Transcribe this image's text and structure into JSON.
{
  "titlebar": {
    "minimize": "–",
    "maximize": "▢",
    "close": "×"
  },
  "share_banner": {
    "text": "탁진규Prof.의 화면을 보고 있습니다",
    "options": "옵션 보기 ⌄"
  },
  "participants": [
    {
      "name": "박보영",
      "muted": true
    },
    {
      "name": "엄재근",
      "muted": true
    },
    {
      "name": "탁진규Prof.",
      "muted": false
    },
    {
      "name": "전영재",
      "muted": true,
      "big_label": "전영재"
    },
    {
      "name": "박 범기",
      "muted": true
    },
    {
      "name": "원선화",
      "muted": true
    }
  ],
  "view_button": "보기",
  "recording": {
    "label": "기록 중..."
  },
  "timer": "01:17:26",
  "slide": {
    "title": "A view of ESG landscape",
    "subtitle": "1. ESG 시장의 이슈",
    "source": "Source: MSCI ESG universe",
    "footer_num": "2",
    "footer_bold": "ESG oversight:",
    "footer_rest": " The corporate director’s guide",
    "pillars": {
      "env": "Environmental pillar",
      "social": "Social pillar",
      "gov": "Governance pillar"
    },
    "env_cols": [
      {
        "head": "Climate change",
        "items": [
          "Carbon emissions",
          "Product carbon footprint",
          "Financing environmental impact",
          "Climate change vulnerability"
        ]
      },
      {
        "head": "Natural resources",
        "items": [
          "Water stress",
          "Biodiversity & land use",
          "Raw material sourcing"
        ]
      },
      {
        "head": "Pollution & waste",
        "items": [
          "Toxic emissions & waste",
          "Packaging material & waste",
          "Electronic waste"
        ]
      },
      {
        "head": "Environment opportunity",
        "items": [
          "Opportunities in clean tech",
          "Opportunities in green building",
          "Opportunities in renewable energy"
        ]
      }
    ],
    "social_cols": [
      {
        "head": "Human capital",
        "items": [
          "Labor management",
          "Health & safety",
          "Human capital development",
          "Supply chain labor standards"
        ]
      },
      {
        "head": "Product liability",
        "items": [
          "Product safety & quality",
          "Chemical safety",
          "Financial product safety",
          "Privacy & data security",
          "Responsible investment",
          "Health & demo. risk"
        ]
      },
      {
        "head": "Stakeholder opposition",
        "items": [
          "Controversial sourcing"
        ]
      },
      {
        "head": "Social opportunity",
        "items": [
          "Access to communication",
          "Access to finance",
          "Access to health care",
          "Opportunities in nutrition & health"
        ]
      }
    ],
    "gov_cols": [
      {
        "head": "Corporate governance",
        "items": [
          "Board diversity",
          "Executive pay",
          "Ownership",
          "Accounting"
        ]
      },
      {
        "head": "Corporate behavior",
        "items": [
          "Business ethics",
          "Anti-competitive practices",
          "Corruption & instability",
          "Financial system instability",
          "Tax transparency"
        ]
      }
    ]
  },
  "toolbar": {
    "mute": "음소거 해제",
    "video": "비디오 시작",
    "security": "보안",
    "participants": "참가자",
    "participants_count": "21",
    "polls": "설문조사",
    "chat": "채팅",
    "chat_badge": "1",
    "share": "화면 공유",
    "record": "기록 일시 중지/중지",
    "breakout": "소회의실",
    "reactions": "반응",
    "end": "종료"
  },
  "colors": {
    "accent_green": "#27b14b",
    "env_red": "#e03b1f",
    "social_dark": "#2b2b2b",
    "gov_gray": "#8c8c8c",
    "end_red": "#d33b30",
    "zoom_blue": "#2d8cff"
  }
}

• Given task: Repeat the material in full, exactly as it stands.

• Finished exercise:
Transcribe this image's text and structure into JSON.
{
  "titlebar": {
    "minimize": "–",
    "maximize": "▢",
    "close": "×"
  },
  "share_banner": {
    "text": "탁진규Prof.의 화면을 보고 있습니다",
    "options": "옵션 보기 ⌄"
  },
  "participants": [
    {
      "name": "박보영",
      "muted": true
    },
    {
      "name": "엄재근",
      "muted": true
    },
    {
      "name": "탁진규Prof.",
      "muted": false
    },
    {
      "name": "전영재",
      "muted": true,
      "big_label": "전영재"
    },
    {
      "name": "박 범기",
      "muted": true
    },
    {
      "name": "원선화",
      "muted": true
    }
  ],
  "view_button": "보기",
  "recording": {
    "label": "기록 중..."
  },
  "timer": "01:17:26",
  "slide": {
    "title": "A view of ESG landscape",
    "subtitle": "1. ESG 시장의 이슈",
    "source": "Source: MSCI ESG universe",
    "footer_num": "2",
    "footer_bold": "ESG oversight:",
    "footer_rest": " The corporate director’s guide",
    "pillars": {
      "env": "Environmental pillar",
      "social": "Social pillar",
      "gov": "Governance pillar"
    },
    "env_cols": [
      {
        "head": "Climate change",
        "items": [
          "Carbon emissions",
          "Product carbon footprint",
          "Financing environmental impact",
          "Climate change vulnerability"
        ]
      },
      {
        "head": "Natural resources",
        "items": [
          "Water stress",
          "Biodiversity & land use",
          "Raw material sourcing"
        ]
      },
      {
        "head": "Pollution & waste",
        "items": [
          "Toxic emissions & waste",
          "Packaging material & waste",
          "Electronic waste"
        ]
      },
      {
        "head": "Environment opportunity",
        "items": [
          "Opportunities in clean tech",
          "Opportunities in green building",
          "Opportunities in renewable energy"
        ]
      }
    ],
    "social_cols": [
      {
        "head": "Human capital",
        "items": [
          "Labor management",
          "Health & safety",
          "Human capital development",
          "Supply chain labor standards"
        ]
      },
      {
        "head": "Product liability",
        "items": [
          "Product safety & quality",
          "Chemical safety",
          "Financial product safety",
          "Privacy & data security",
          "Responsible investment",
          "Health & demo. risk"
        ]
      },
      {
        "head": "Stakeholder opposition",
        "items": [
          "Controversial sourcing"
        ]
      },
      {
        "head": "Social opportunity",
        "items": [
          "Access to communication",
          "Access to finance",
          "Access to health care",
          "Opportunities in nutrition & health"
        ]
      }
    ],
    "gov_cols": [
      {
        "head": "Corporate governance",
        "items": [
          "Board diversity",
          "Executive pay",
          "Ownership",
          "Accounting"
        ]
      },
      {
        "head": "Corporate behavior",
        "items": [
          "Business ethics",
          "Anti-competitive practices",
          "Corruption & instability",
          "Financial system instability",
          "Tax transparency"
        ]
      }
    ]
  },
  "toolbar": {
    "mute": "음소거 해제",
    "video": "비디오 시작",
    "security": "보안",
    "participants": "참가자",
    "participants_count": "21",
    "polls": "설문조사",
    "chat": "채팅",
    "chat_badge": "1",
    "share": "화면 공유",
    "record": "기록 일시 중지/중지",
    "breakout": "소회의실",
    "reactions": "반응",
    "end": "종료"
  },
  "colors": {
    "accent_green": "#27b14b",
    "env_red": "#e03b1f",
    "social_dark": "#2b2b2b",
    "gov_gray": "#8c8c8c",
    "end_red": "#d33b30",
    "zoom_blue": "#2d8cff"
  }
}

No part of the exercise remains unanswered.